Excerpted records:

##########

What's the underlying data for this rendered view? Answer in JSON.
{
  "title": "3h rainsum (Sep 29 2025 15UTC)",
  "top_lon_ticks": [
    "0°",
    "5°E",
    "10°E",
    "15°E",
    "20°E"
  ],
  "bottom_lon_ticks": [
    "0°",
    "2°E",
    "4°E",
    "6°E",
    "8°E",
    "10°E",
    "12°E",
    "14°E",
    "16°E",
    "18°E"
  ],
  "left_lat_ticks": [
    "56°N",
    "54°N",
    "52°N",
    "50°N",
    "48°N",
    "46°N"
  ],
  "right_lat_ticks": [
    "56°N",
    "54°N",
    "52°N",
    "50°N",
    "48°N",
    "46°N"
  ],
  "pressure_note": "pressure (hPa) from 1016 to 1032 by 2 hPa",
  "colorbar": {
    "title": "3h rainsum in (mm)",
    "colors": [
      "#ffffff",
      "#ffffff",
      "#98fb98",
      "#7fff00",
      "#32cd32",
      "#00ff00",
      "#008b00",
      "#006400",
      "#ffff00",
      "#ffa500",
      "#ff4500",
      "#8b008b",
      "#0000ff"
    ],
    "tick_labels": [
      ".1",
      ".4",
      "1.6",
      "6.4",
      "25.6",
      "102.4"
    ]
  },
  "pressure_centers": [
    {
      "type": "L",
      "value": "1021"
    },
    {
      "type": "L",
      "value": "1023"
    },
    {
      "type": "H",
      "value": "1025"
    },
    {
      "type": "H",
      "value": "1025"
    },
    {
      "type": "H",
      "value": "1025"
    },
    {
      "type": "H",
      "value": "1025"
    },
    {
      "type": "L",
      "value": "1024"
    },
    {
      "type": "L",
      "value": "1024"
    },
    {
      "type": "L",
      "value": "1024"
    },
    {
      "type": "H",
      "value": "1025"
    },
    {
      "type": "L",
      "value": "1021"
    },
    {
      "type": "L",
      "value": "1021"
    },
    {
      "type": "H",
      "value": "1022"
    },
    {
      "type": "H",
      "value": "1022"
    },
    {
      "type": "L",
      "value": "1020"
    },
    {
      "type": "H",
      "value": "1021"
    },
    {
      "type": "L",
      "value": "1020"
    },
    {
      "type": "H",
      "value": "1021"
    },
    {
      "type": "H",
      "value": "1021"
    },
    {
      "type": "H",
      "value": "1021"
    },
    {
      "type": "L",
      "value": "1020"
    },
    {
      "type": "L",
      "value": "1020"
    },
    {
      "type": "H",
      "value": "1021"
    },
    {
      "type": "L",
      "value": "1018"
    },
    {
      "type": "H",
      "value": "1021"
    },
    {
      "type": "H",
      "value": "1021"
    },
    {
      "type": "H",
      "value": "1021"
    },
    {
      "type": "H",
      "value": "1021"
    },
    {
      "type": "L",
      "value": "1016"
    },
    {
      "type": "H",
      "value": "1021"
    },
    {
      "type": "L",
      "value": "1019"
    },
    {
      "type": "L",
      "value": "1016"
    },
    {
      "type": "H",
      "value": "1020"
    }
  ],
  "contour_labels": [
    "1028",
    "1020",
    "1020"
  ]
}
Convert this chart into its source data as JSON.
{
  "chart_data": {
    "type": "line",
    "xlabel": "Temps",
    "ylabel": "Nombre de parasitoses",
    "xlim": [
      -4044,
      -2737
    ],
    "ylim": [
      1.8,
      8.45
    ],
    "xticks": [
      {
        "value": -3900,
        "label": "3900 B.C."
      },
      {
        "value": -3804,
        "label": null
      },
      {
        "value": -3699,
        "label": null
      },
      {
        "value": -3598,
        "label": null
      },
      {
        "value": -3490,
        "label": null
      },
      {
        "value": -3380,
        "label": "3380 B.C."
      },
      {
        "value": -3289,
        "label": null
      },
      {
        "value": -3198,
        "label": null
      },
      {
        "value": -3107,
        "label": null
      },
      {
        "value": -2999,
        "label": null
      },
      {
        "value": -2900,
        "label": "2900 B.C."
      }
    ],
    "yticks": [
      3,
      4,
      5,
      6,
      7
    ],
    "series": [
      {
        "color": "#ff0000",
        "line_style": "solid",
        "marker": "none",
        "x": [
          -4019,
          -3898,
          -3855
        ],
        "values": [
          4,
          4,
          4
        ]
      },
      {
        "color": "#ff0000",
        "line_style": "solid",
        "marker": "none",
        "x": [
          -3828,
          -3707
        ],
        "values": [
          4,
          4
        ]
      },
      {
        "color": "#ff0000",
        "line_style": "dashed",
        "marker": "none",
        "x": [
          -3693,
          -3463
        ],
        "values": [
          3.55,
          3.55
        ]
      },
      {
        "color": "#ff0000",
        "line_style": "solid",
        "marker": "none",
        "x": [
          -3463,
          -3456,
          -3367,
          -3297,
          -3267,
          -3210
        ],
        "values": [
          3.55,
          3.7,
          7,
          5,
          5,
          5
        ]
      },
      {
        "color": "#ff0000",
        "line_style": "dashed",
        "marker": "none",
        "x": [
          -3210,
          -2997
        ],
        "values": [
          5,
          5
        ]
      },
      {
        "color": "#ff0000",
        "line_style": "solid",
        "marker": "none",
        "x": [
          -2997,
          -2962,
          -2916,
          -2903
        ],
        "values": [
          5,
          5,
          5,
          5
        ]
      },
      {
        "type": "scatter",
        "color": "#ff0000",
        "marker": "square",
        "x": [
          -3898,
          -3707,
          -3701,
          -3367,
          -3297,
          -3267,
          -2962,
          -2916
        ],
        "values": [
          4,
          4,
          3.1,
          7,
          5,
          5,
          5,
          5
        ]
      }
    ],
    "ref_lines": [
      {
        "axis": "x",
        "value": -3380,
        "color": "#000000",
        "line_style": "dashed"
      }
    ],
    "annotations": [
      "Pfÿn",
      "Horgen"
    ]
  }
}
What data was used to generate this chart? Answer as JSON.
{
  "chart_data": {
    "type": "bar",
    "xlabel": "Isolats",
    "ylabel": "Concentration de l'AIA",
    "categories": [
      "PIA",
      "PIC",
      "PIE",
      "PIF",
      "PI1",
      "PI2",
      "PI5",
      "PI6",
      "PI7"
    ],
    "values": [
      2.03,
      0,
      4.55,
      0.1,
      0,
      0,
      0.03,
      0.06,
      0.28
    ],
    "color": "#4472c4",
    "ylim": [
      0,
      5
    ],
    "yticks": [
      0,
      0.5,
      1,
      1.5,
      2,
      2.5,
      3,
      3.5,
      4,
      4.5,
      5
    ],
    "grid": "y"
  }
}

##########

Written exercise:
Copy out every line of the data above, exactly as given.

Result for this exercise:
What's the underlying data for this rendered view? Answer in JSON.
{
  "title": "3h rainsum (Sep 29 2025 15UTC)",
  "top_lon_ticks": [
    "0°",
    "5°E",
    "10°E",
    "15°E",
    "20°E"
  ],
  "bottom_lon_ticks": [
    "0°",
    "2°E",
    "4°E",
    "6°E",
    "8°E",
    "10°E",
    "12°E",
    "14°E",
    "16°E",
    "18°E"
  ],
  "left_lat_ticks": [
    "56°N",
    "54°N",
    "52°N",
    "50°N",
    "48°N",
    "46°N"
  ],
  "right_lat_ticks": [
    "56°N",
    "54°N",
    "52°N",
    "50°N",
    "48°N",
    "46°N"
  ],
  "pressure_note": "pressure (hPa) from 1016 to 1032 by 2 hPa",
  "colorbar": {
    "title": "3h rainsum in (mm)",
    "colors": [
      "#ffffff",
      "#ffffff",
      "#98fb98",
      "#7fff00",
      "#32cd32",
      "#00ff00",
      "#008b00",
      "#006400",
      "#ffff00",
      "#ffa500",
      "#ff4500",
      "#8b008b",
      "#0000ff"
    ],
    "tick_labels": [
      ".1",
      ".4",
      "1.6",
      "6.4",
      "25.6",
      "102.4"
    ]
  },
  "pressure_centers": [
    {
      "type": "L",
      "value": "1021"
    },
    {
      "type": "L",
      "value": "1023"
    },
    {
      "type": "H",
      "value": "1025"
    },
    {
      "type": "H",
      "value": "1025"
    },
    {
      "type": "H",
      "value": "1025"
    },
    {
      "type": "H",
      "value": "1025"
    },
    {
      "type": "L",
      "value": "1024"
    },
    {
      "type": "L",
      "value": "1024"
    },
    {
      "type": "L",
      "value": "1024"
    },
    {
      "type": "H",
      "value": "1025"
    },
    {
      "type": "L",
      "value": "1021"
    },
    {
      "type": "L",
      "value": "1021"
    },
    {
      "type": "H",
      "value": "1022"
    },
    {
      "type": "H",
      "value": "1022"
    },
    {
      "type": "L",
      "value": "1020"
    },
    {
      "type": "H",
      "value": "1021"
    },
    {
      "type": "L",
      "value": "1020"
    },
    {
      "type": "H",
      "value": "1021"
    },
    {
      "type": "H",
      "value": "1021"
    },
    {
      "type": "H",
      "value": "1021"
    },
    {
      "type": "L",
      "value": "1020"
    },
    {
      "type": "L",
      "value": "1020"
    },
    {
      "type": "H",
      "value": "1021"
    },
    {
      "type": "L",
      "value": "1018"
    },
    {
      "type": "H",
      "value": "1021"
    },
    {
      "type": "H",
      "value": "1021"
    },
    {
      "type": "H",
      "value": "1021"
    },
    {
      "type": "H",
      "value": "1021"
    },
    {
      "type": "L",
      "value": "1016"
    },
    {
      "type": "H",
      "value": "1021"
    },
    {
      "type": "L",
      "value": "1019"
    },
    {
      "type": "L",
      "value": "1016"
    },
    {
      "type": "H",
      "value": "1020"
    }
  ],
  "contour_labels": [
    "1028",
    "1020",
    "1020"
  ]
}
Convert this chart into its source data as JSON.
{
  "chart_data": {
    "type": "line",
    "xlabel": "Temps",
    "ylabel": "Nombre de parasitoses",
    "xlim": [
      -4044,
      -2737
    ],
    "ylim": [
      1.8,
      8.45
    ],
    "xticks": [
      {
        "value": -3900,
        "label": "3900 B.C."
      },
      {
        "value": -3804,
        "label": null
      },
      {
        "value": -3699,
        "label": null
      },
      {
        "value": -3598,
        "label": null
      },
      {
        "value": -3490,
        "label": null
      },
      {
        "value": -3380,
        "label": "3380 B.C."
      },
      {
        "value": -3289,
        "label": null
      },
      {
        "value": -3198,
        "label": null
      },
      {
        "value": -3107,
        "label": null
      },
      {
        "value": -2999,
        "label": null
      },
      {
        "value": -2900,
        "label": "2900 B.C."
      }
    ],
    "yticks": [
      3,
      4,
      5,
      6,
      7
    ],
    "series": [
      {
        "color": "#ff0000",
        "line_style": "solid",
        "marker": "none",
        "x": [
          -4019,
          -3898,
          -3855
        ],
        "values": [
          4,
          4,
          4
        ]
      },
      {
        "color": "#ff0000",
        "line_style": "solid",
        "marker": "none",
        "x": [
          -3828,
          -3707
        ],
        "values": [
          4,
          4
        ]
      },
      {
        "color": "#ff0000",
        "line_style": "dashed",
        "marker": "none",
        "x": [
          -3693,
          -3463
        ],
        "values": [
          3.55,
          3.55
        ]
      },
      {
        "color": "#ff0000",
        "line_style": "solid",
        "marker": "none",
        "x": [
          -3463,
          -3456,
          -3367,
          -3297,
          -3267,
          -3210
        ],
        "values": [
          3.55,
          3.7,
          7,
          5,
          5,
          5
        ]
      },
      {
        "color": "#ff0000",
        "line_style": "dashed",
        "marker": "none",
        "x": [
          -3210,
          -2997
        ],
        "values": [
          5,
          5
        ]
      },
      {
        "color": "#ff0000",
        "line_style": "solid",
        "marker": "none",
        "x": [
          -2997,
          -2962,
          -2916,
          -2903
        ],
        "values": [
          5,
          5,
          5,
          5
        ]
      },
      {
        "type": "scatter",
        "color": "#ff0000",
        "marker": "square",
        "x": [
          -3898,
          -3707,
          -3701,
          -3367,
          -3297,
          -3267,
          -2962,
          -2916
        ],
        "values": [
          4,
          4,
          3.1,
          7,
          5,
          5,
          5,
          5
        ]
      }
    ],
    "ref_lines": [
      {
        "axis": "x",
        "value": -3380,
        "color": "#000000",
        "line_style": "dashed"
      }
    ],
    "annotations": [
      "Pfÿn",
      "Horgen"
    ]
  }
}
What data was used to generate this chart? Answer as JSON.
{
  "chart_data": {
    "type": "bar",
    "xlabel": "Isolats",
    "ylabel": "Concentration de l'AIA",
    "categories": [
      "PIA",
      "PIC",
      "PIE",
      "PIF",
      "PI1",
      "PI2",
      "PI5",
      "PI6",
      "PI7"
    ],
    "values": [
      2.03,
      0,
      4.55,
      0.1,
      0,
      0,
      0.03,
      0.06,
      0.28
    ],
    "color": "#4472c4",
    "ylim": [
      0,
      5
    ],
    "yticks": [
      0,
      0.5,
      1,
      1.5,
      2,
      2.5,
      3,
      3.5,
      4,
      4.5,
      5
    ],
    "grid": "y"
  }
}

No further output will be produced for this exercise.